(Records from a collection of figures)
—————

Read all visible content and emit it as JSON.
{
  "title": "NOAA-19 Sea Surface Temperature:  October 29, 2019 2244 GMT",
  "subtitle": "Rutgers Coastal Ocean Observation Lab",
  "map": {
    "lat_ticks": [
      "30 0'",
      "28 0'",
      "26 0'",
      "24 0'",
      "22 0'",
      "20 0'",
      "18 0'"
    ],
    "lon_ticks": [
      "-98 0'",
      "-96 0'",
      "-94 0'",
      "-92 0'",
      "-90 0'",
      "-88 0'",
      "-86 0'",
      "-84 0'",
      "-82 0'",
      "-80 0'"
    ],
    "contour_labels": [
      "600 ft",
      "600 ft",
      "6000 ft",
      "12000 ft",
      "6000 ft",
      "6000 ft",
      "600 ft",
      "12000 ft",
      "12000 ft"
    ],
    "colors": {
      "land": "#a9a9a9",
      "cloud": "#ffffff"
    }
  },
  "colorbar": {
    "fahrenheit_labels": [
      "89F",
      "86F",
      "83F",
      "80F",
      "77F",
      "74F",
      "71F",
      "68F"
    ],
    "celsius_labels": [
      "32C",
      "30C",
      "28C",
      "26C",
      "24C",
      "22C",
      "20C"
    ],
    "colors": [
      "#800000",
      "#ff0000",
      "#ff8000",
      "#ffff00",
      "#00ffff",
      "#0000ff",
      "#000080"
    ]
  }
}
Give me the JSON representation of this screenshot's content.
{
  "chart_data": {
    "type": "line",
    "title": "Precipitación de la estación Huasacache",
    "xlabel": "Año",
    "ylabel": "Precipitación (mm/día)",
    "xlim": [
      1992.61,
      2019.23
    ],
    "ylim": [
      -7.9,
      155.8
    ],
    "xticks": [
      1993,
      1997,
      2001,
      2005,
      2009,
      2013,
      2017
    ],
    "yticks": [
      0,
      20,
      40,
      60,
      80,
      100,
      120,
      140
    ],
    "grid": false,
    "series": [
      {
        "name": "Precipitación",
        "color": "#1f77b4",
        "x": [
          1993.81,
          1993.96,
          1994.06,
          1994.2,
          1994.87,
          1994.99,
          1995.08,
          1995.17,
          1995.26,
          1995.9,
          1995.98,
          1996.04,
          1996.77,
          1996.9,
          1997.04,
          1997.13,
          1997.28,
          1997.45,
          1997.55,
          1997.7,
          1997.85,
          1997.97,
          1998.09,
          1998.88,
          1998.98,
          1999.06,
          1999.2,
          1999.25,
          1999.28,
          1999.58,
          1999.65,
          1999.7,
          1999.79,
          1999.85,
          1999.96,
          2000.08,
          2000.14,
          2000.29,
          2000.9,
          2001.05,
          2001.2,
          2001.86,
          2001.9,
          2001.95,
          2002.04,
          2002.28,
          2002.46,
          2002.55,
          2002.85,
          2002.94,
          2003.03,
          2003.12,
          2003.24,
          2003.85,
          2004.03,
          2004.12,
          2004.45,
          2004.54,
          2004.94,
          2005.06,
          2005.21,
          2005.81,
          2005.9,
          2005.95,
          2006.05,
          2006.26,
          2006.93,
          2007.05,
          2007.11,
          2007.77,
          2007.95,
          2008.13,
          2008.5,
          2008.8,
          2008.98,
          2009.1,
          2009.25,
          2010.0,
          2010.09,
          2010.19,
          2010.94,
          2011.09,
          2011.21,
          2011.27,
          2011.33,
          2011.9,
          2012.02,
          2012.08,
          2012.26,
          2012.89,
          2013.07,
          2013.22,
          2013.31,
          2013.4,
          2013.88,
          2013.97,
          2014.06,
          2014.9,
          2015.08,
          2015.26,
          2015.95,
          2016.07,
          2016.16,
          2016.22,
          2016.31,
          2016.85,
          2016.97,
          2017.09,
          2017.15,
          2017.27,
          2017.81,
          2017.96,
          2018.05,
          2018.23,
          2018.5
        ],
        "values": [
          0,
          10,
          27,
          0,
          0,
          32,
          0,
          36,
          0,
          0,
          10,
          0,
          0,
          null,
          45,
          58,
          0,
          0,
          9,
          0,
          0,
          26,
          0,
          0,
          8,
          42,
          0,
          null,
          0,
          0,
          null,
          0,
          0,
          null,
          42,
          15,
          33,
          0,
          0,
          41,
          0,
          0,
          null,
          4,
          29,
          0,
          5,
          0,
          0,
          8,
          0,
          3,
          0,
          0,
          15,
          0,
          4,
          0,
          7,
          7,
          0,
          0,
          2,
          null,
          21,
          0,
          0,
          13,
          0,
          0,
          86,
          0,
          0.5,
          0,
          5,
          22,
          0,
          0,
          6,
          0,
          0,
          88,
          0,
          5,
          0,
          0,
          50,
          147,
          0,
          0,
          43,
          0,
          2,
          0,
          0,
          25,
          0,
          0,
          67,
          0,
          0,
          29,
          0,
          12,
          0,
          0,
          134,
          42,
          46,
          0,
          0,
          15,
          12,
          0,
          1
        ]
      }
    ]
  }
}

—————

### Task instructions:
Collect each line containing the string "Precipitación".

### Result below:
    "title": "Precipitación de la estación Huasacache",
    "ylabel": "Precipitación (mm/día)",
        "name": "Precipitación",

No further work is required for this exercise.